▶ Given task A
Copy the Nash Edgerton piece again, starting at the words "Edgerton’s debut feature" and stopping after "his future endeavors.", and substitute "theft" for "murder".
▶ Given task B
Resume the piece on Nash Edgerton's films right after its last sentence and keep it going.

--- BEGIN Source ---

The short films of Nash Edgerton exist on the border of overlapping genres, cinematic categorizations simultaneously flexing their muscles to subvert audience expectations. One of the founding members of Australian collective “Blue Tongue Films”, Edgerton is a jack of all trades – director, actor, editor, and long time stuntman for Hollywood. His short films are hyper kinetic in the most potent sense, consistently driven in one direction by fast paced editing and impressive stunt work. But each packs a different kind of tonal wallop, whether it’s the devastating karmic ending in Spider or the tragically horrific metamorphosis in Fuel.
Edgerton’s debut feature film The Square, a contorted Neo-noir that twists everyday characters into dangerous psychological knots, exists in a collective quicksand box where deception and murder seem to organically spring from the best of intentions. The Square is now touring the United States after being a smash hit in his native Australia. I sat down with Nash Edgerton after a screenings of his short film Spider and The Square to discuss genre, the production process, and his future endeavors.

--- END Source ---
--- BEGIN Raw data ---

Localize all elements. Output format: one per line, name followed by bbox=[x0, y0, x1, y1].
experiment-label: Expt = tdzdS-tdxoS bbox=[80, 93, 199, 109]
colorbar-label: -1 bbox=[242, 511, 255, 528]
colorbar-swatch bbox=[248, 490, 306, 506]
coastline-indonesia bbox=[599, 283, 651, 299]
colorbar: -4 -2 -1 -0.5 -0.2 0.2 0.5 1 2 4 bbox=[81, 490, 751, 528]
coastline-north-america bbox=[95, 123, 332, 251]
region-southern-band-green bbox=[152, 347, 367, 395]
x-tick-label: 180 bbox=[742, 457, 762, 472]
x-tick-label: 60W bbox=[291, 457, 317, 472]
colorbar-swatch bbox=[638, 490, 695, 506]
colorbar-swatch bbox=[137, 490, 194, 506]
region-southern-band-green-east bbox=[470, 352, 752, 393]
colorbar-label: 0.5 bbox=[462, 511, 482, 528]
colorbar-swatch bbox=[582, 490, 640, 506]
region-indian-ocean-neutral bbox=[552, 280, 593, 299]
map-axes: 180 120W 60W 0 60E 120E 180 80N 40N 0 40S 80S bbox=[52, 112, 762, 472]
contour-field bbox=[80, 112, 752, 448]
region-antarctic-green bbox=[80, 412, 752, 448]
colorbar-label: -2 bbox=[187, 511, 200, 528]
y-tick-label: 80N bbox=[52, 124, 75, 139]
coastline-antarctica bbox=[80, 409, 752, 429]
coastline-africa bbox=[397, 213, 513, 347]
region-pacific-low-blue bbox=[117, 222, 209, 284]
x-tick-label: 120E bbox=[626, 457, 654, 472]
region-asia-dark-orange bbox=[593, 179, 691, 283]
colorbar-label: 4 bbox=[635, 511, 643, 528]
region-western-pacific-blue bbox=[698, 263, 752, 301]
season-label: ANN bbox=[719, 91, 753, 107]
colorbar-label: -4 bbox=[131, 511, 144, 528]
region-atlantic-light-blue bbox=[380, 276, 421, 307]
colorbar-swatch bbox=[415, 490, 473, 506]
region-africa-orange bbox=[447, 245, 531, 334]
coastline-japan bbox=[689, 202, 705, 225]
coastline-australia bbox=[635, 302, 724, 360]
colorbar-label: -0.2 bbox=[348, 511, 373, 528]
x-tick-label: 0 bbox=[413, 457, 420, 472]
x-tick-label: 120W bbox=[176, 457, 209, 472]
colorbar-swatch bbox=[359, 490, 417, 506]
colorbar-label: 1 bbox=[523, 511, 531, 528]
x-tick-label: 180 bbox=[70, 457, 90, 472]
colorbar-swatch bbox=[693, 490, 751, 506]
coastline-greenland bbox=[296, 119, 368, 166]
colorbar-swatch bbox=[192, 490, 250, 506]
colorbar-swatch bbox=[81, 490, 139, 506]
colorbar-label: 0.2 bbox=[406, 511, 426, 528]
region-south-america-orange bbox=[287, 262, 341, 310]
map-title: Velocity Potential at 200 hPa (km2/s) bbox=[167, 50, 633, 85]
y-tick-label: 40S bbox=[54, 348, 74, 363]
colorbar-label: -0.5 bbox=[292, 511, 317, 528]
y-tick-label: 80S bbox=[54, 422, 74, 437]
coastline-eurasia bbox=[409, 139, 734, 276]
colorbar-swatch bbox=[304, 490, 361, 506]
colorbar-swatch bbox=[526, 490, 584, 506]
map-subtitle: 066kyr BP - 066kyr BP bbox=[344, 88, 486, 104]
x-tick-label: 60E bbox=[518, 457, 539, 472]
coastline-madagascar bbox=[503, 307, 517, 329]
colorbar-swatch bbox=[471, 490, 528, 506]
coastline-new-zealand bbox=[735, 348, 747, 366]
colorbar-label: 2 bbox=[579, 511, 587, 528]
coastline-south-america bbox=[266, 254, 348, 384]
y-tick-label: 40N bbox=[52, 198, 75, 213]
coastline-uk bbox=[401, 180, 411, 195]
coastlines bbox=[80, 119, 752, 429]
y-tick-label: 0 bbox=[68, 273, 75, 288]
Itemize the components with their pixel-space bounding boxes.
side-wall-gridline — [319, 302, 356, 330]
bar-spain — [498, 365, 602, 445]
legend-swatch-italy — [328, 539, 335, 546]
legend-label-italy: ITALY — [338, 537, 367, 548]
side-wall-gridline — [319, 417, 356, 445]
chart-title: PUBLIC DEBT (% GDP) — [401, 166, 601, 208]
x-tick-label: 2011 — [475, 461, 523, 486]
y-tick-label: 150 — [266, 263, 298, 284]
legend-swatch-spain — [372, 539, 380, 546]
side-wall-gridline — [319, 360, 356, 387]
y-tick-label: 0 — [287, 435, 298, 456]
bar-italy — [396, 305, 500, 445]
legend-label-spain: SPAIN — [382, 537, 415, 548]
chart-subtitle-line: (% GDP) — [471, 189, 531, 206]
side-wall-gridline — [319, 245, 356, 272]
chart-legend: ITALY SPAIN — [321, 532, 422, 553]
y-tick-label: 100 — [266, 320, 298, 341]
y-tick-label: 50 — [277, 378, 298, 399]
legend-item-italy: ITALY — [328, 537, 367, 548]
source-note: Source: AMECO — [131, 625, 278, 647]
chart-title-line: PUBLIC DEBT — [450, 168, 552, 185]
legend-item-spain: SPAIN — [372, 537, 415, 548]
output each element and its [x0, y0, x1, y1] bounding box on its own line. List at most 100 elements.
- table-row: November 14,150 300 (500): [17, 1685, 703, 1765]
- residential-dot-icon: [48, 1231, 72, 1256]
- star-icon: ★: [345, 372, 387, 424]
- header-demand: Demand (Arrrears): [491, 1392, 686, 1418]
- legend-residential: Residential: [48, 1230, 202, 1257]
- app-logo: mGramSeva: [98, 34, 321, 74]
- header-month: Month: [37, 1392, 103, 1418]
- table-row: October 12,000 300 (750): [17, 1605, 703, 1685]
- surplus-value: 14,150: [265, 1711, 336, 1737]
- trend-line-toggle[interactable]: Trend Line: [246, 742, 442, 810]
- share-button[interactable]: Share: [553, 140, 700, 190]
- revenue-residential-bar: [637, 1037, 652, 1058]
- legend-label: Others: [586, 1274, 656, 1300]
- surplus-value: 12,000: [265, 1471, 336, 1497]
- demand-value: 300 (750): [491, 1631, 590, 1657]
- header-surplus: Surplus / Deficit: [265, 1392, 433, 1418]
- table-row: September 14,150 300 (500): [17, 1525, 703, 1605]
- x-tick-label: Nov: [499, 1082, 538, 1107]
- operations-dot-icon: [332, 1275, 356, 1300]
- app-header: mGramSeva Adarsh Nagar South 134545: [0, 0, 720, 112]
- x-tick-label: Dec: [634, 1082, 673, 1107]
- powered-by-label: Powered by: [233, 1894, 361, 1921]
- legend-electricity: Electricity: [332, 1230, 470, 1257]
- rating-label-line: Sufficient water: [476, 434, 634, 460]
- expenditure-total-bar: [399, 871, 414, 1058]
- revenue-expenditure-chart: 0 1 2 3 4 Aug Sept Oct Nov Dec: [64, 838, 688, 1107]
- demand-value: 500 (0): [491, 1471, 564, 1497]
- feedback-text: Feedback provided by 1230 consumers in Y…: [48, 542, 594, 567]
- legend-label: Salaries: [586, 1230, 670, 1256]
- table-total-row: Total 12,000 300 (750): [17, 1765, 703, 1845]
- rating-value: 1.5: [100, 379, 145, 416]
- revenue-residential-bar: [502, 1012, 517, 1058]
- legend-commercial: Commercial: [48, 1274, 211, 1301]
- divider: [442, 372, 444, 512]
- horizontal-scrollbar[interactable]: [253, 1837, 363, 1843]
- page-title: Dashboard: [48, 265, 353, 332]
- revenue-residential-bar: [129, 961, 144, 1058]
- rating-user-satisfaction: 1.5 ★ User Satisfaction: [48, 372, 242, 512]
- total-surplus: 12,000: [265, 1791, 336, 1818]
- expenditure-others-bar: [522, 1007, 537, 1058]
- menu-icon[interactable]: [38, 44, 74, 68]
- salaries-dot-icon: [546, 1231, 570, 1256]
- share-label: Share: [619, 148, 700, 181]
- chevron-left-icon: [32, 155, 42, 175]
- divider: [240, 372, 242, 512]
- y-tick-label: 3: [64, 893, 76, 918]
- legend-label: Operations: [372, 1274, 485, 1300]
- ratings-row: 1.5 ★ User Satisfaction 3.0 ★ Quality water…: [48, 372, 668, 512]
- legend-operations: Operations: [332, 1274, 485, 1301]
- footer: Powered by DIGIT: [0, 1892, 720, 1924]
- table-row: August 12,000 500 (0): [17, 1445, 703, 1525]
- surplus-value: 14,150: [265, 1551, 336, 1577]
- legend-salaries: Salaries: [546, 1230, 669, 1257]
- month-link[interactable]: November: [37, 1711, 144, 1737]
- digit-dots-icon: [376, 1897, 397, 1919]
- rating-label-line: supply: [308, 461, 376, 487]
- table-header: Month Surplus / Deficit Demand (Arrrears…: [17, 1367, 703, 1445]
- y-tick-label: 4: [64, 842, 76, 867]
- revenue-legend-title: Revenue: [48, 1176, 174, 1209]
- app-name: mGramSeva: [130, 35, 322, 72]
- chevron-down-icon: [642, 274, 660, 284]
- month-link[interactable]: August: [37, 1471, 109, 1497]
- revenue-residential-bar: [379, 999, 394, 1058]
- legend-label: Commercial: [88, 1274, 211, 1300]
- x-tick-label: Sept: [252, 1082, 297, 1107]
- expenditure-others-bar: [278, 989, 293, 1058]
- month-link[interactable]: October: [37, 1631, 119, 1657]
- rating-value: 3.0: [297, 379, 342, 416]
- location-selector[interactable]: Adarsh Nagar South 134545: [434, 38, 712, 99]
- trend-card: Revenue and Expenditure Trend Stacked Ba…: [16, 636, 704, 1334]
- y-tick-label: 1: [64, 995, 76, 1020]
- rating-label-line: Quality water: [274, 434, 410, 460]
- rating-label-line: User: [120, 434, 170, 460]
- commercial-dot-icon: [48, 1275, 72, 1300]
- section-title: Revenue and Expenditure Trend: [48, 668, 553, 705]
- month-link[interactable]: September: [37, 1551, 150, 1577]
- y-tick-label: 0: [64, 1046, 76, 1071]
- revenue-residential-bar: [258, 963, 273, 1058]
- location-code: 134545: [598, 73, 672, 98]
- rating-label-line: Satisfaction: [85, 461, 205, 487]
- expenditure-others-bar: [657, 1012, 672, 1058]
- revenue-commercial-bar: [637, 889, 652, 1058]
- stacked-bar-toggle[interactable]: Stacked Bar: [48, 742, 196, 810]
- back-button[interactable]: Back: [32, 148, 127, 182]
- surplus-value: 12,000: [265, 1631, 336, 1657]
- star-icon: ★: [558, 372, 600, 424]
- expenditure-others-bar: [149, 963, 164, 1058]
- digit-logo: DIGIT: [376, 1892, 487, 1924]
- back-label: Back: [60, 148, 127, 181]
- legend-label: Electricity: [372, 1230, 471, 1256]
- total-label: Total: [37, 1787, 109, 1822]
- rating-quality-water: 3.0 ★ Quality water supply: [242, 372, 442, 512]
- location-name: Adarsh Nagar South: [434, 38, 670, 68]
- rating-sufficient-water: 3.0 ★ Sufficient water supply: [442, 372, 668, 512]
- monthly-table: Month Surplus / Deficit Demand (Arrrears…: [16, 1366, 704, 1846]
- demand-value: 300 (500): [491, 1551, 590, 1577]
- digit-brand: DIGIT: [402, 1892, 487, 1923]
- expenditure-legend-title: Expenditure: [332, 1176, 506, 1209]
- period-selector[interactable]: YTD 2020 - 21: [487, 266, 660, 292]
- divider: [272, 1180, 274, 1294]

--- END Raw data ---

▶ Final result A
Edgerton’s debut feature film The Square, a contorted Neo-noir that twists everyday characters into dangerous psychological knots, exists in a collective quicksand box where deception and theft seem to organically spring from the best of intentions. The Square is now touring the United States after being a smash hit in his native Australia. I sat down with Nash Edgerton after a screenings of his short film Spider and The Square to discuss genre, the production process, and his future endeavors.

▶ Final result B
GLENN HEATH, JR: Many of your short films, from Loaded to Lucky, all contain an incredible amount of forward momentum in the narrative, no matter if it’s during chase scenes or dialogue driven moments. This stems not only from your fast paced editing but extreme physicality in the stunt work. Why was this approach so important to you as a young filmmaker?
NASH EDGERTON:I always liked the idea of movement and rhythm and I felt like filming it in that way gives the audience a sense of what those characters are experiencing. For me filmmaking is such a visual medium, I didn’t want it to be just about talking. I wanted to try and tell stories visually.
GHJ: Especially in the short film format, where you don’t have a lot of time to achieve this goal. There’s a real difference between your short films and THE SQUARE.
NE: With The Square, the story lent itself to a slower build, and if someone barraged you in that way for 90 minutes it would be quite hard to take. I set out with The Square to create a whirlpool effect, I mean to me Ray’s character is drowning, and I want to make it feel like it’s slowly creeping up on him and eventually his life starts spiraling out of control, and I wanted that feeling to come out in the film as more and more people get involved.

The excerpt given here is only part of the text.